### TASK PROMPT
Could you copy every line from the material below in which "ſloop" appears?
[Start of MATERIAL SHOWN]
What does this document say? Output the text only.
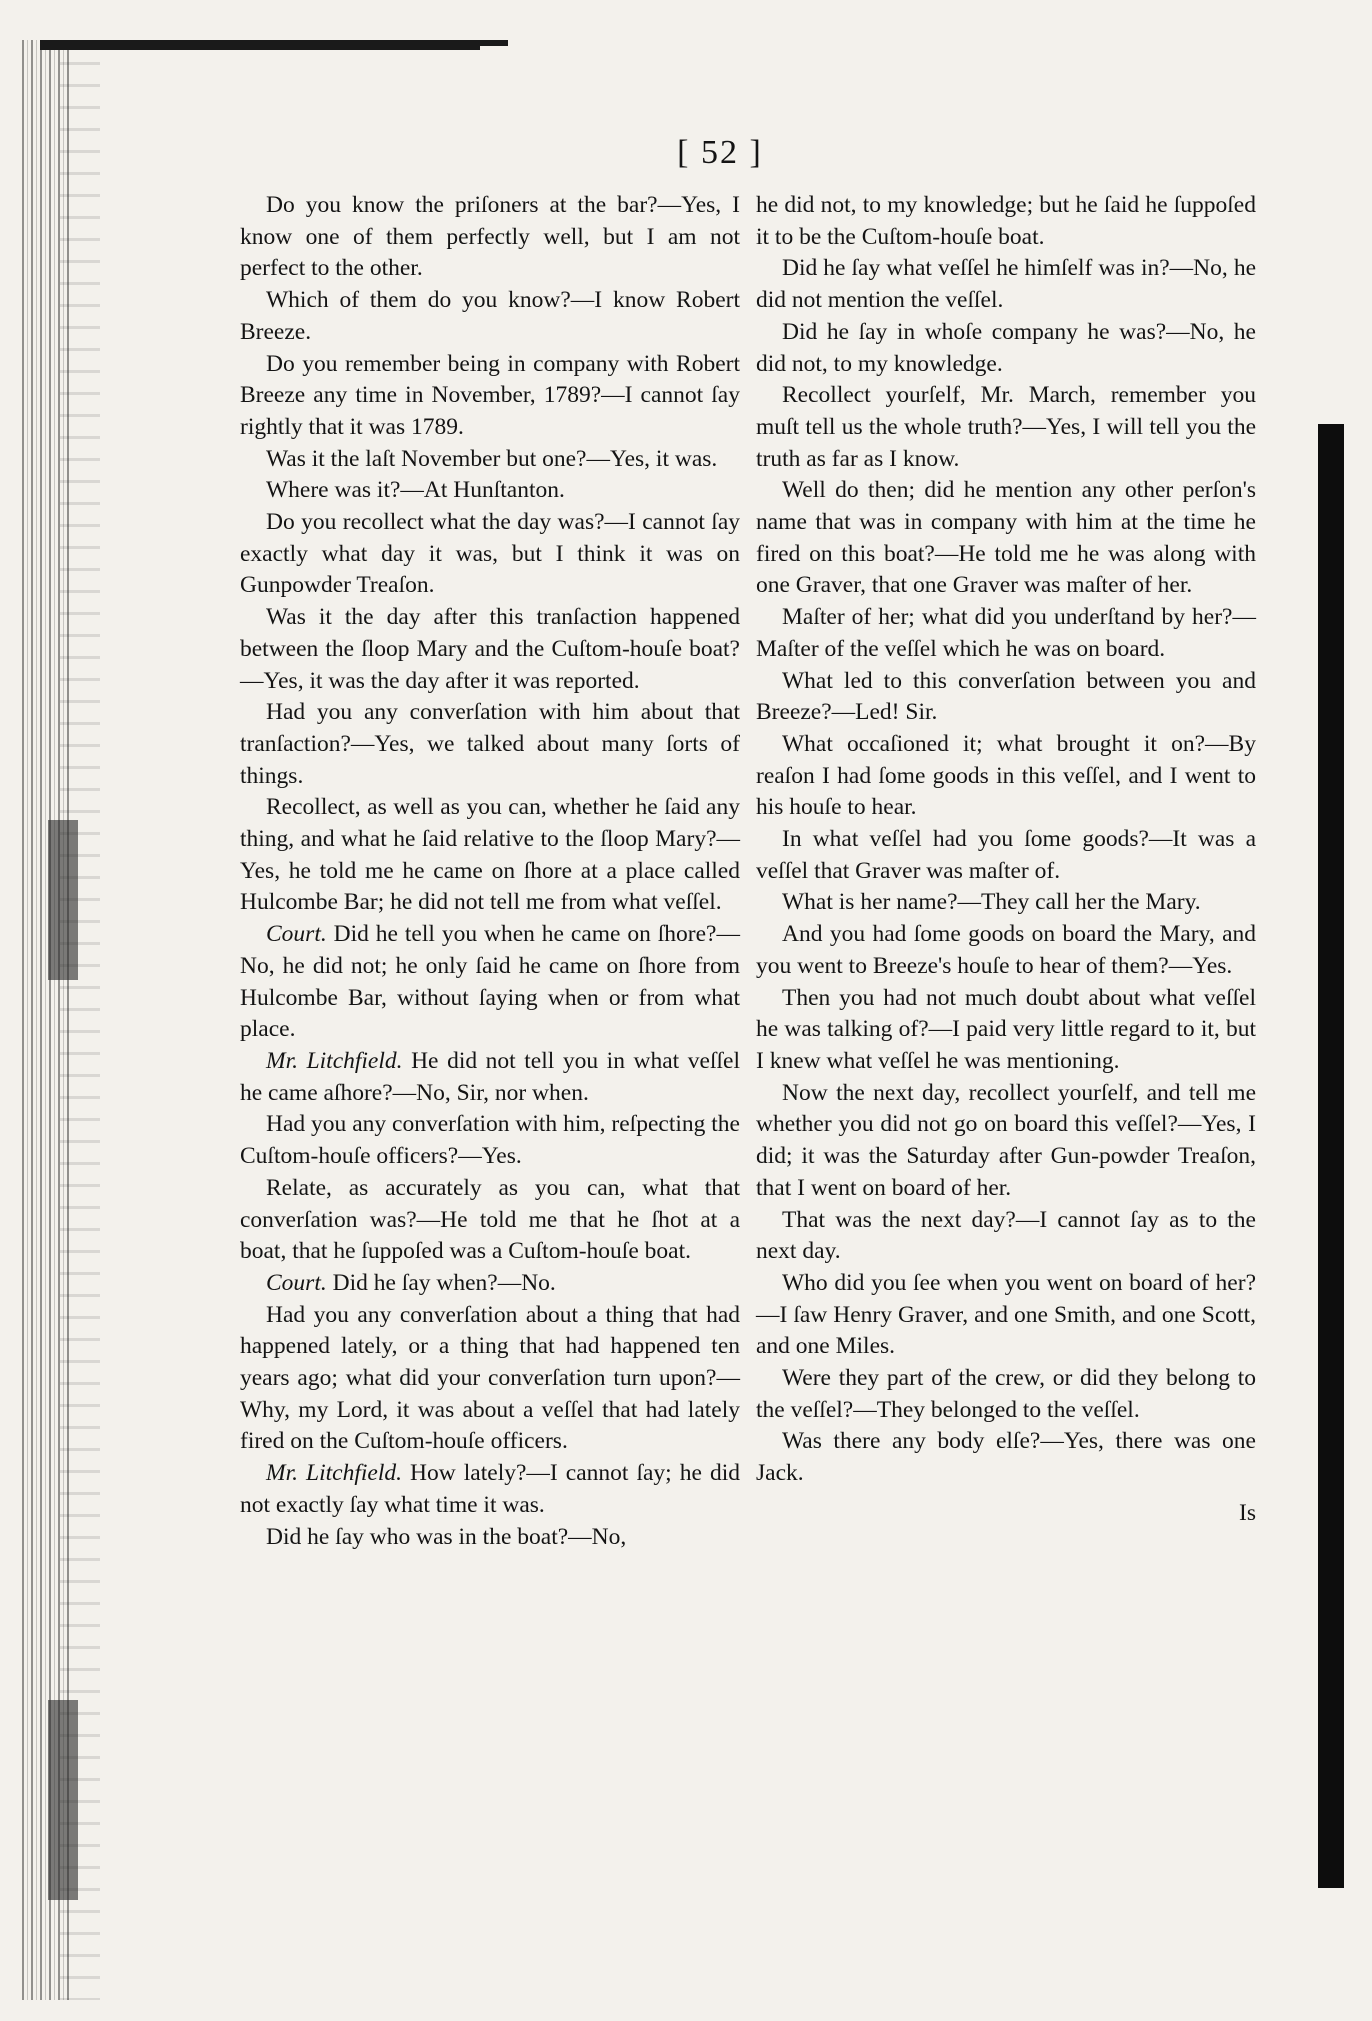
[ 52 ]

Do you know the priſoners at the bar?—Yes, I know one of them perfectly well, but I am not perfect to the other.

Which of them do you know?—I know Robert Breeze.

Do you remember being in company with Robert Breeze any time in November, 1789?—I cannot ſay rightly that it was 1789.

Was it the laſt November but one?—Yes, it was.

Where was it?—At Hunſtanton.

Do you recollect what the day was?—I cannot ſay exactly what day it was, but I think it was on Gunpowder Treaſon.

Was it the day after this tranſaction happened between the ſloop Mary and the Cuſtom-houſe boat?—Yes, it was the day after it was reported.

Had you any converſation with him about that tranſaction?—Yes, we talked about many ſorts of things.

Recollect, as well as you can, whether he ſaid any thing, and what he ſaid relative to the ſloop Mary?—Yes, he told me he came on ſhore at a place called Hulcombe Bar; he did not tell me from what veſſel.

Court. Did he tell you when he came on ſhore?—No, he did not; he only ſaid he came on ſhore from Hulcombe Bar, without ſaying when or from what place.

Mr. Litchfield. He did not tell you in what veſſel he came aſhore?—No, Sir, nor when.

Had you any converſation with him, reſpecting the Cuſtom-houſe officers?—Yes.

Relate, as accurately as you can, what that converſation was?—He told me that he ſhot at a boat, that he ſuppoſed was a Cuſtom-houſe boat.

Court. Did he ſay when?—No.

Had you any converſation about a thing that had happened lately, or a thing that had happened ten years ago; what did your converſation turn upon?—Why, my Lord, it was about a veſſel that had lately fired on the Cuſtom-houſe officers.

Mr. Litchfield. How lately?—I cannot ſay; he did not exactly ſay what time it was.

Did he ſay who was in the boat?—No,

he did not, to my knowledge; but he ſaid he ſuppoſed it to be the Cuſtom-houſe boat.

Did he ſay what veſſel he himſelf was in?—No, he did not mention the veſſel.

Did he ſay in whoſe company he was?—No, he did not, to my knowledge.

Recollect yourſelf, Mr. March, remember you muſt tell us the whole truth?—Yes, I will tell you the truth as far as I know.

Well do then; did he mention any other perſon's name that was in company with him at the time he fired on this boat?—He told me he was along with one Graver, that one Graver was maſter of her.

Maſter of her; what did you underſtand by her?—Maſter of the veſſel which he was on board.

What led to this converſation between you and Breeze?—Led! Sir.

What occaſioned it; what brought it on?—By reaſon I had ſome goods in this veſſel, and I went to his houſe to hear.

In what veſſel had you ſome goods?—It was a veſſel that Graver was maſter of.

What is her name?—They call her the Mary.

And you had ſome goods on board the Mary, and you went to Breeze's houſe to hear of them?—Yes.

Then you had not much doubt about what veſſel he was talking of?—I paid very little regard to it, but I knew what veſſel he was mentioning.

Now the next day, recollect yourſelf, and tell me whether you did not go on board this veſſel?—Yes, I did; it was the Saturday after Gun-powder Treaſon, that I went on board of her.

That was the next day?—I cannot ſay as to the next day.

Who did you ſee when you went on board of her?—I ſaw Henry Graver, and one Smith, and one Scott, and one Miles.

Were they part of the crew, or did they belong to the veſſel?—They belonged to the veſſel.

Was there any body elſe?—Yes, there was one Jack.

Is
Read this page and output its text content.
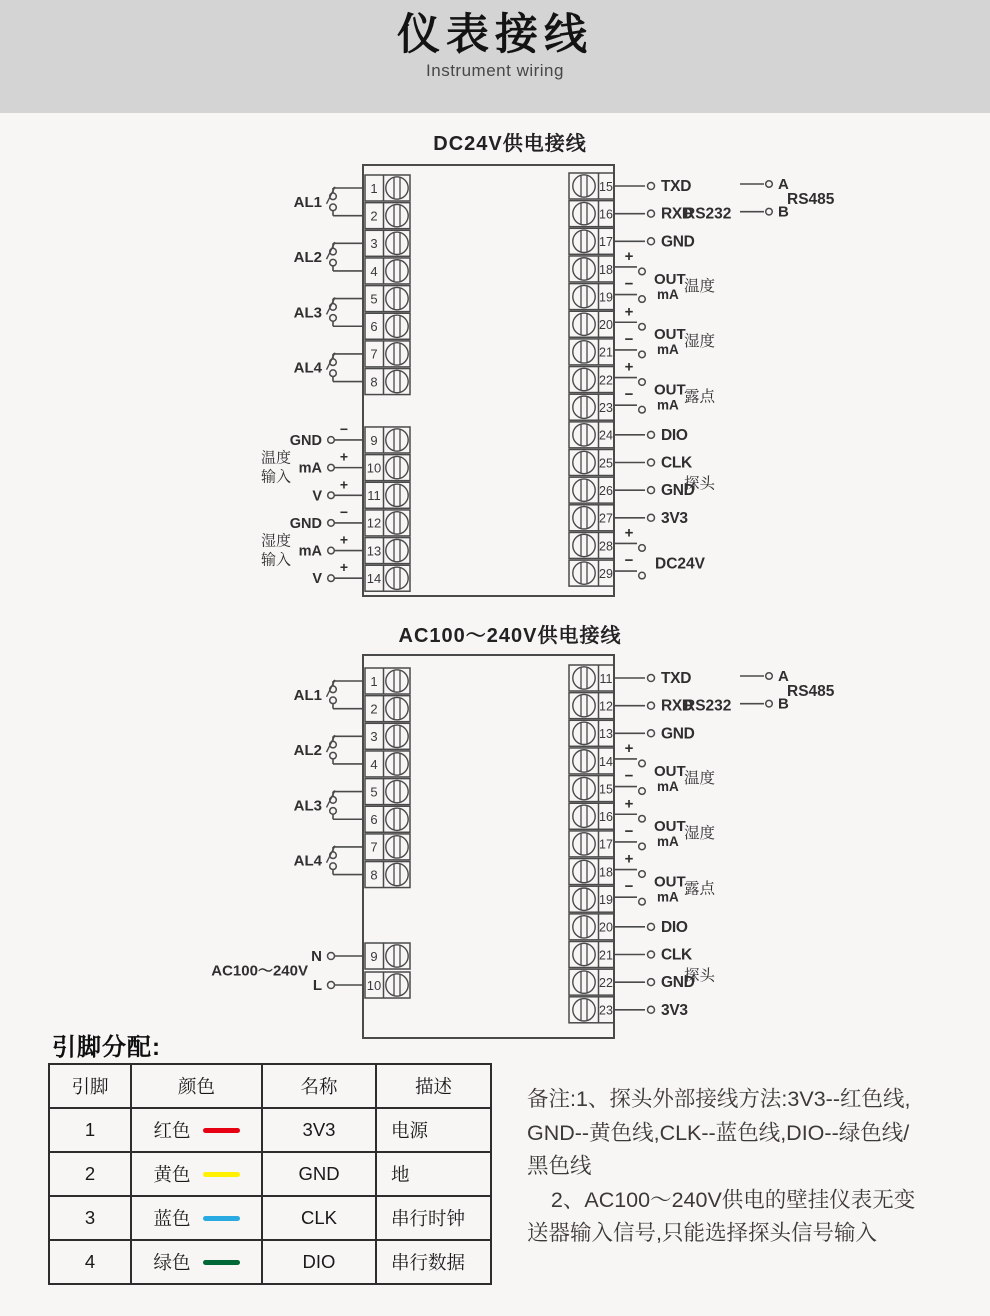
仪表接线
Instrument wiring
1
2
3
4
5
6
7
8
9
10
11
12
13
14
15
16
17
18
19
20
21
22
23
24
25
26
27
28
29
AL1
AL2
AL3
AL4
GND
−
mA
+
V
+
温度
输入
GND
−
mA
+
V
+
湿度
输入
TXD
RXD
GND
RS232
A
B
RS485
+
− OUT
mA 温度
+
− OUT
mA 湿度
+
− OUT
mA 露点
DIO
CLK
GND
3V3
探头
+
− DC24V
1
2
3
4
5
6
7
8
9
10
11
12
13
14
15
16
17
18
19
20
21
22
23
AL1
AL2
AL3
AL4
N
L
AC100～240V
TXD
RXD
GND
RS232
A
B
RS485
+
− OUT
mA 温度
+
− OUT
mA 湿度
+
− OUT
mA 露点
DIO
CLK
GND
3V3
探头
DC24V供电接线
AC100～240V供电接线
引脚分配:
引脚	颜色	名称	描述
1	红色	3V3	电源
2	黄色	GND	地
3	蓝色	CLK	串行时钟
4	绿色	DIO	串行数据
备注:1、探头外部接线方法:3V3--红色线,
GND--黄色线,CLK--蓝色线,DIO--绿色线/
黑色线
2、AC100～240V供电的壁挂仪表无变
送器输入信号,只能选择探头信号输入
[End of MATERIAL SHOWN]
### FINAL RESULT
Was it the day after this tranſaction happened between the ſloop Mary and the Cuſtom-houſe boat?—Yes, it was the day after it was reported.
Recollect, as well as you can, whether he ſaid any thing, and what he ſaid relative to the ſloop Mary?—Yes, he told me he came on ſhore at a place called Hulcombe Bar; he did not tell me from what veſſel.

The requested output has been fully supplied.